──────── Given records

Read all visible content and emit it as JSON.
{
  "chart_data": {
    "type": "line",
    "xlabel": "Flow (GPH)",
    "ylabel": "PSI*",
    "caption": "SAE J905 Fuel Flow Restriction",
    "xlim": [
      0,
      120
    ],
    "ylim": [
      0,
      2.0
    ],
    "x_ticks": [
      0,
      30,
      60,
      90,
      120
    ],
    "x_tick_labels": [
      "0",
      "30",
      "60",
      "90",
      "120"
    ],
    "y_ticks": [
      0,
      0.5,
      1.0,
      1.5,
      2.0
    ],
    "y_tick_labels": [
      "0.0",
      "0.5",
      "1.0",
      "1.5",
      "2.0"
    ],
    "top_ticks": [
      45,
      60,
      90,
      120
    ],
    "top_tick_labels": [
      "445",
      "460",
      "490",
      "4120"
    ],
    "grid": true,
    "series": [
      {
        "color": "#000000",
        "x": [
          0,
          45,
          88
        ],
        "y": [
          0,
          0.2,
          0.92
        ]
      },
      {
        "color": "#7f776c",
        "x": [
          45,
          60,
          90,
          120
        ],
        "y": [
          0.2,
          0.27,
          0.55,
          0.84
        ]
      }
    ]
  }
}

────────────────

Written exercise — Copy every line of the material, please, keeping it exactly the same.

Response to the task —
Read all visible content and emit it as JSON.
{
  "chart_data": {
    "type": "line",
    "xlabel": "Flow (GPH)",
    "ylabel": "PSI*",
    "caption": "SAE J905 Fuel Flow Restriction",
    "xlim": [
      0,
      120
    ],
    "ylim": [
      0,
      2.0
    ],
    "x_ticks": [
      0,
      30,
      60,
      90,
      120
    ],
    "x_tick_labels": [
      "0",
      "30",
      "60",
      "90",
      "120"
    ],
    "y_ticks": [
      0,
      0.5,
      1.0,
      1.5,
      2.0
    ],
    "y_tick_labels": [
      "0.0",
      "0.5",
      "1.0",
      "1.5",
      "2.0"
    ],
    "top_ticks": [
      45,
      60,
      90,
      120
    ],
    "top_tick_labels": [
      "445",
      "460",
      "490",
      "4120"
    ],
    "grid": true,
    "series": [
      {
        "color": "#000000",
        "x": [
          0,
          45,
          88
        ],
        "y": [
          0,
          0.2,
          0.92
        ]
      },
      {
        "color": "#7f776c",
        "x": [
          45,
          60,
          90,
          120
        ],
        "y": [
          0.2,
          0.27,
          0.55,
          0.84
        ]
      }
    ]
  }
}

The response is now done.